» Supplied records

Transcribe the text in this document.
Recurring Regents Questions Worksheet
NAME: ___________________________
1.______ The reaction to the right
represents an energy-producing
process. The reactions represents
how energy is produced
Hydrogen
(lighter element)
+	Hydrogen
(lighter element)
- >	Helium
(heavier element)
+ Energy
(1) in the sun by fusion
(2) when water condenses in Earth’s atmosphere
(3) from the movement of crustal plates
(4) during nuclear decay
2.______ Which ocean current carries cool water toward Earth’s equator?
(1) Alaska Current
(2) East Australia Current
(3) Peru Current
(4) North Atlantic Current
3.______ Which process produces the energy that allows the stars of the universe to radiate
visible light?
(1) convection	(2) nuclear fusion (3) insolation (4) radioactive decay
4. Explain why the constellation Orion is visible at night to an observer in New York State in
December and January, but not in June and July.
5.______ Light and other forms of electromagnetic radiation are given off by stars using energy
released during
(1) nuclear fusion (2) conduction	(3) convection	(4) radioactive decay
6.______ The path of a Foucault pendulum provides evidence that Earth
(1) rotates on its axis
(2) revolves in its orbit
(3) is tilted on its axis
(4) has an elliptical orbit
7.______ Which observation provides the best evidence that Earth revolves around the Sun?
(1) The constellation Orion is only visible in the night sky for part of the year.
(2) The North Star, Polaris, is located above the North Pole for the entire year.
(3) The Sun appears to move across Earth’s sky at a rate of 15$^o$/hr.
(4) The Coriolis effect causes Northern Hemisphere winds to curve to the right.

» Given instruction
Generate an exact reproduction of all entries.

» Answer
Transcribe the text in this document.
Recurring Regents Questions Worksheet
NAME: ___________________________
1.______ The reaction to the right
represents an energy-producing
process. The reactions represents
how energy is produced
Hydrogen
(lighter element)
+	Hydrogen
(lighter element)
- >	Helium
(heavier element)
+ Energy
(1) in the sun by fusion
(2) when water condenses in Earth’s atmosphere
(3) from the movement of crustal plates
(4) during nuclear decay
2.______ Which ocean current carries cool water toward Earth’s equator?
(1) Alaska Current
(2) East Australia Current
(3) Peru Current
(4) North Atlantic Current
3.______ Which process produces the energy that allows the stars of the universe to radiate
visible light?
(1) convection	(2) nuclear fusion (3) insolation (4) radioactive decay
4. Explain why the constellation Orion is visible at night to an observer in New York State in
December and January, but not in June and July.
5.______ Light and other forms of electromagnetic radiation are given off by stars using energy
released during
(1) nuclear fusion (2) conduction	(3) convection	(4) radioactive decay
6.______ The path of a Foucault pendulum provides evidence that Earth
(1) rotates on its axis
(2) revolves in its orbit
(3) is tilted on its axis
(4) has an elliptical orbit
7.______ Which observation provides the best evidence that Earth revolves around the Sun?
(1) The constellation Orion is only visible in the night sky for part of the year.
(2) The North Star, Polaris, is located above the North Pole for the entire year.
(3) The Sun appears to move across Earth’s sky at a rate of 15$^o$/hr.
(4) The Coriolis effect causes Northern Hemisphere winds to curve to the right.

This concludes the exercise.